Aim of the task
Copy all lines below exactly as written. Leave pictures out.

* start Raw data *

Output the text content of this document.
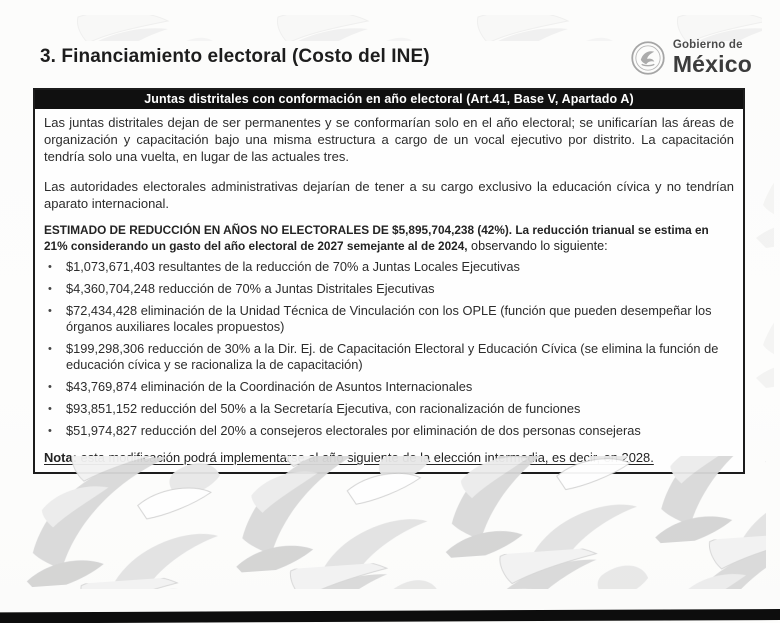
3. Financiamiento electoral (Costo del INE)
Gobierno de
México
Juntas distritales con conformación en año electoral (Art.41, Base V, Apartado A)

Las juntas distritales dejan de ser permanentes y se conformarían solo en el año electoral; se unificarían las áreas de organización y capacitación bajo una misma estructura a cargo de un vocal ejecutivo por distrito. La capacitación tendría solo una vuelta, en lugar de las actuales tres.

Las autoridades electorales administrativas dejarían de tener a su cargo exclusivo la educación cívica y no tendrían aparato internacional.

ESTIMADO DE REDUCCIÓN EN AÑOS NO ELECTORALES DE $5,895,704,238 (42%). La reducción trianual se estima en 21% considerando un gasto del año electoral de 2027 semejante al de 2024, observando lo siguiente:

• $1,073,671,403 resultantes de la reducción de 70% a Juntas Locales Ejecutivas
• $4,360,704,248 reducción de 70% a Juntas Distritales Ejecutivas
• $72,434,428 eliminación de la Unidad Técnica de Vinculación con los OPLE (función que pueden desempeñar los órganos auxiliares locales propuestos)
• $199,298,306 reducción de 30% a la Dir. Ej. de Capacitación Electoral y Educación Cívica (se elimina la función de educación cívica y se racionaliza la de capacitación)
• $43,769,874 eliminación de la Coordinación de Asuntos Internacionales
• $93,851,152 reducción del 50% a la Secretaría Ejecutiva, con racionalización de funciones
• $51,974,827 reducción del 20% a consejeros electorales por eliminación de dos personas consejeras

* end Raw data *

Final answer
Output the text content of this document.
3. Financiamiento electoral (Costo del INE)
Gobierno de
México
Juntas distritales con conformación en año electoral (Art.41, Base V, Apartado A)

Las juntas distritales dejan de ser permanentes y se conformarían solo en el año electoral; se unificarían las áreas de organización y capacitación bajo una misma estructura a cargo de un vocal ejecutivo por distrito. La capacitación tendría solo una vuelta, en lugar de las actuales tres.

Las autoridades electorales administrativas dejarían de tener a su cargo exclusivo la educación cívica y no tendrían aparato internacional.

ESTIMADO DE REDUCCIÓN EN AÑOS NO ELECTORALES DE $5,895,704,238 (42%). La reducción trianual se estima en 21% considerando un gasto del año electoral de 2027 semejante al de 2024, observando lo siguiente:

• $1,073,671,403 resultantes de la reducción de 70% a Juntas Locales Ejecutivas
• $4,360,704,248 reducción de 70% a Juntas Distritales Ejecutivas
• $72,434,428 eliminación de la Unidad Técnica de Vinculación con los OPLE (función que pueden desempeñar los órganos auxiliares locales propuestos)
• $199,298,306 reducción de 30% a la Dir. Ej. de Capacitación Electoral y Educación Cívica (se elimina la función de educación cívica y se racionaliza la de capacitación)
• $43,769,874 eliminación de la Coordinación de Asuntos Internacionales
• $93,851,152 reducción del 50% a la Secretaría Ejecutiva, con racionalización de funciones
• $51,974,827 reducción del 20% a consejeros electorales por eliminación de dos personas consejeras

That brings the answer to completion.